WHAT THE TASK ASKS: Take the line that contains "Decode this image" as the first line and the last line of the material below as the final one; reproduce exactly the lines between, inclusive.

SOURCE MATERIAL:
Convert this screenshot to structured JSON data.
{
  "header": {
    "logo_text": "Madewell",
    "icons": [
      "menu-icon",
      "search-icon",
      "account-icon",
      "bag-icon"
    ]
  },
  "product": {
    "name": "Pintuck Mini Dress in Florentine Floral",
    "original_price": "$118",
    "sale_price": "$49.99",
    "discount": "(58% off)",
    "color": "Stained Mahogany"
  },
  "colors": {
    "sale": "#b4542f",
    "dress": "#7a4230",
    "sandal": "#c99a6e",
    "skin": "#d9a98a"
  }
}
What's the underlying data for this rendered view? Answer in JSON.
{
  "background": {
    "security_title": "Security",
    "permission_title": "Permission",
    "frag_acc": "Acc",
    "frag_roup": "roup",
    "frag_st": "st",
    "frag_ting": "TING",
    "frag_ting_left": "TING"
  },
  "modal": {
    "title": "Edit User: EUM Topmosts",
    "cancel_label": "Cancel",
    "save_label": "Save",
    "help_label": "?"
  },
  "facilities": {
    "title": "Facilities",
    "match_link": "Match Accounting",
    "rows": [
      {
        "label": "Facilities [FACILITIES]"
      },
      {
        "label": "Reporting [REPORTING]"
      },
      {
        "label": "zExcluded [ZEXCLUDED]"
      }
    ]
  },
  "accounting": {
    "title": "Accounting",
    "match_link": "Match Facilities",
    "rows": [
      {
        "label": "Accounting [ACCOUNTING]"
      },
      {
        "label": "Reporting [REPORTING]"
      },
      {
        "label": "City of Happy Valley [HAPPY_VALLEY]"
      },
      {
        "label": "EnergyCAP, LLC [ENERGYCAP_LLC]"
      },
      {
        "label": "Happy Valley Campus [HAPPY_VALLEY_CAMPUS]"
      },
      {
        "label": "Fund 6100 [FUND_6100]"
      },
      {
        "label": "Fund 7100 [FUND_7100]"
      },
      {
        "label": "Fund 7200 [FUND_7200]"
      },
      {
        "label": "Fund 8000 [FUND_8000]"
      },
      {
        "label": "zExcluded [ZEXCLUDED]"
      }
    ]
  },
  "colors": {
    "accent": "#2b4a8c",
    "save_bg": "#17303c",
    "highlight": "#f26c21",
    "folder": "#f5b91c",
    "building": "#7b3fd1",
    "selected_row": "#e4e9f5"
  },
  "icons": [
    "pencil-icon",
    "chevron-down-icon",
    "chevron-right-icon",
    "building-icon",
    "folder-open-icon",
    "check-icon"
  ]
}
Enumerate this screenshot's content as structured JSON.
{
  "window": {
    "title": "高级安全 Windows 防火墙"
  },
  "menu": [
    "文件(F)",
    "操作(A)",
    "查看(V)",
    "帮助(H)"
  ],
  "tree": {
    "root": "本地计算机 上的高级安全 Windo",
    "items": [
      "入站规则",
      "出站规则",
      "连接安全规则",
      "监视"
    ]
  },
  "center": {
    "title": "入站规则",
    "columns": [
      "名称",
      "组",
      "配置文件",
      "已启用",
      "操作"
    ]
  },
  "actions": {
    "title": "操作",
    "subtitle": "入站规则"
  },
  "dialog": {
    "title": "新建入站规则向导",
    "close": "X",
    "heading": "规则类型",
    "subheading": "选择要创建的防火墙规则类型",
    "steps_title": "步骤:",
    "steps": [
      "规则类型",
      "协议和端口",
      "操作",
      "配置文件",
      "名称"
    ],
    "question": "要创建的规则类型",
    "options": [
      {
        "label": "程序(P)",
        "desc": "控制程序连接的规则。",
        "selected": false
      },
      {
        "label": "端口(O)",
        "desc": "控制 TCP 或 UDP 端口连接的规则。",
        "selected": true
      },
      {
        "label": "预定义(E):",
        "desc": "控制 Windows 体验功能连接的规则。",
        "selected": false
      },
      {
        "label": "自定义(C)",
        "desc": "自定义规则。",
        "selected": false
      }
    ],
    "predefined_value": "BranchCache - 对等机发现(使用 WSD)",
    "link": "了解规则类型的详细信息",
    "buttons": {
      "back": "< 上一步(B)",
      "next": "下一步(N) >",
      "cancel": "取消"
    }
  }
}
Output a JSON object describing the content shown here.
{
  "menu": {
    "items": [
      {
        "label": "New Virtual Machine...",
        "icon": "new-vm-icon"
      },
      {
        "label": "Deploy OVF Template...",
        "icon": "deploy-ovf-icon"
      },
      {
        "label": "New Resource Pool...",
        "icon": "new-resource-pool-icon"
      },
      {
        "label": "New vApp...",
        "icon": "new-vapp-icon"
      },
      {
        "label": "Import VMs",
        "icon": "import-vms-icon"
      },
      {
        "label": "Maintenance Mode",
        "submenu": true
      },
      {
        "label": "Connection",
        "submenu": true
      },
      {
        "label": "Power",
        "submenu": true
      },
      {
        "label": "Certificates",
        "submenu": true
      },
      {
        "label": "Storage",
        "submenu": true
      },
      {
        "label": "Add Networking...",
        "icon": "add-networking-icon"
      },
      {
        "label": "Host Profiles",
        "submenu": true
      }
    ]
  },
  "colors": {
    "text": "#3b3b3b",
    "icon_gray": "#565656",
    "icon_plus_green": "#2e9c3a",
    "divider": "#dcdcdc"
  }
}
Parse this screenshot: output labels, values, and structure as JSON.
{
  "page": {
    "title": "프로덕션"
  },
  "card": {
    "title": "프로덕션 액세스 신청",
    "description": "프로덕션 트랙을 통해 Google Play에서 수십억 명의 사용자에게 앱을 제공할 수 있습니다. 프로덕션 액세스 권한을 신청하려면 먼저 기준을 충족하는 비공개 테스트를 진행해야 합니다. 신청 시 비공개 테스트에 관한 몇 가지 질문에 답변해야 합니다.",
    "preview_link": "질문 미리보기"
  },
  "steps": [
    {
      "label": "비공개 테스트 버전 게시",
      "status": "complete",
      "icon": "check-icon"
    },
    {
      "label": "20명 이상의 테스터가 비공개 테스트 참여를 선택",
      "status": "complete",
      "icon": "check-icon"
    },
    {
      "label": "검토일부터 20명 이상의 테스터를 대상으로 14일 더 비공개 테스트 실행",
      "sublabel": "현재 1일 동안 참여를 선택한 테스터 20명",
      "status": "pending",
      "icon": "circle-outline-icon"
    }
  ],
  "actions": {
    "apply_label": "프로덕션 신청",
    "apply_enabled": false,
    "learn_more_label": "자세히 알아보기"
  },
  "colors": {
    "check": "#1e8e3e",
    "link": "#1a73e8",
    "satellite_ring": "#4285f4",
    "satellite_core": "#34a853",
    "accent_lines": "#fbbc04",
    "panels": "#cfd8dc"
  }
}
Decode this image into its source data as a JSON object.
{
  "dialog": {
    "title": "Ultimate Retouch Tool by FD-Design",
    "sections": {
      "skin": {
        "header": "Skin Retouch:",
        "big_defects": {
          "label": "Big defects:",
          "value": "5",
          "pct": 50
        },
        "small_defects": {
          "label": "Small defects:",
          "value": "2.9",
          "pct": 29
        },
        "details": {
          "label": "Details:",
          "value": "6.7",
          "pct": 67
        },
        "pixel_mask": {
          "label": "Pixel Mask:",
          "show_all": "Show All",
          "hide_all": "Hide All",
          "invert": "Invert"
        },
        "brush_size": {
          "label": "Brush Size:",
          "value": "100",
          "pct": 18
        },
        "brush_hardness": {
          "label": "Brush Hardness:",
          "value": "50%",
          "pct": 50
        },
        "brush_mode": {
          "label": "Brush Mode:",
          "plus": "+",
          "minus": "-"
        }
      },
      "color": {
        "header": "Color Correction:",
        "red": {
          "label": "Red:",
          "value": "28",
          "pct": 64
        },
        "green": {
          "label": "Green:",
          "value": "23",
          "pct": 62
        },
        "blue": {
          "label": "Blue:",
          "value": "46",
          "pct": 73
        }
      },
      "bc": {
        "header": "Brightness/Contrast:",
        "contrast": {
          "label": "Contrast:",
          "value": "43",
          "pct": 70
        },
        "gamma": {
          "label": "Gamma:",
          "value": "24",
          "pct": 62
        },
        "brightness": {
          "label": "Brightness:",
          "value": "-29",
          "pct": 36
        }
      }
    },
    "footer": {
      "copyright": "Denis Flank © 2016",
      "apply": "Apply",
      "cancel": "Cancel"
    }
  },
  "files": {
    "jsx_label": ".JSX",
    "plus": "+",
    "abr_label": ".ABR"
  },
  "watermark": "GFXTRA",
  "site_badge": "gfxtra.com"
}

ANSWER FOR THIS EXERCISE:
Decode this image into its source data as a JSON object.
{
  "dialog": {
    "title": "Ultimate Retouch Tool by FD-Design",
    "sections": {
      "skin": {
        "header": "Skin Retouch:",
        "big_defects": {
          "label": "Big defects:",
          "value": "5",
          "pct": 50
        },
        "small_defects": {
          "label": "Small defects:",
          "value": "2.9",
          "pct": 29
        },
        "details": {
          "label": "Details:",
          "value": "6.7",
          "pct": 67
        },
        "pixel_mask": {
          "label": "Pixel Mask:",
          "show_all": "Show All",
          "hide_all": "Hide All",
          "invert": "Invert"
        },
        "brush_size": {
          "label": "Brush Size:",
          "value": "100",
          "pct": 18
        },
        "brush_hardness": {
          "label": "Brush Hardness:",
          "value": "50%",
          "pct": 50
        },
        "brush_mode": {
          "label": "Brush Mode:",
          "plus": "+",
          "minus": "-"
        }
      },
      "color": {
        "header": "Color Correction:",
        "red": {
          "label": "Red:",
          "value": "28",
          "pct": 64
        },
        "green": {
          "label": "Green:",
          "value": "23",
          "pct": 62
        },
        "blue": {
          "label": "Blue:",
          "value": "46",
          "pct": 73
        }
      },
      "bc": {
        "header": "Brightness/Contrast:",
        "contrast": {
          "label": "Contrast:",
          "value": "43",
          "pct": 70
        },
        "gamma": {
          "label": "Gamma:",
          "value": "24",
          "pct": 62
        },
        "brightness": {
          "label": "Brightness:",
          "value": "-29",
          "pct": 36
        }
      }
    },
    "footer": {
      "copyright": "Denis Flank © 2016",
      "apply": "Apply",
      "cancel": "Cancel"
    }
  },
  "files": {
    "jsx_label": ".JSX",
    "plus": "+",
    "abr_label": ".ABR"
  },
  "watermark": "GFXTRA",
  "site_badge": "gfxtra.com"
}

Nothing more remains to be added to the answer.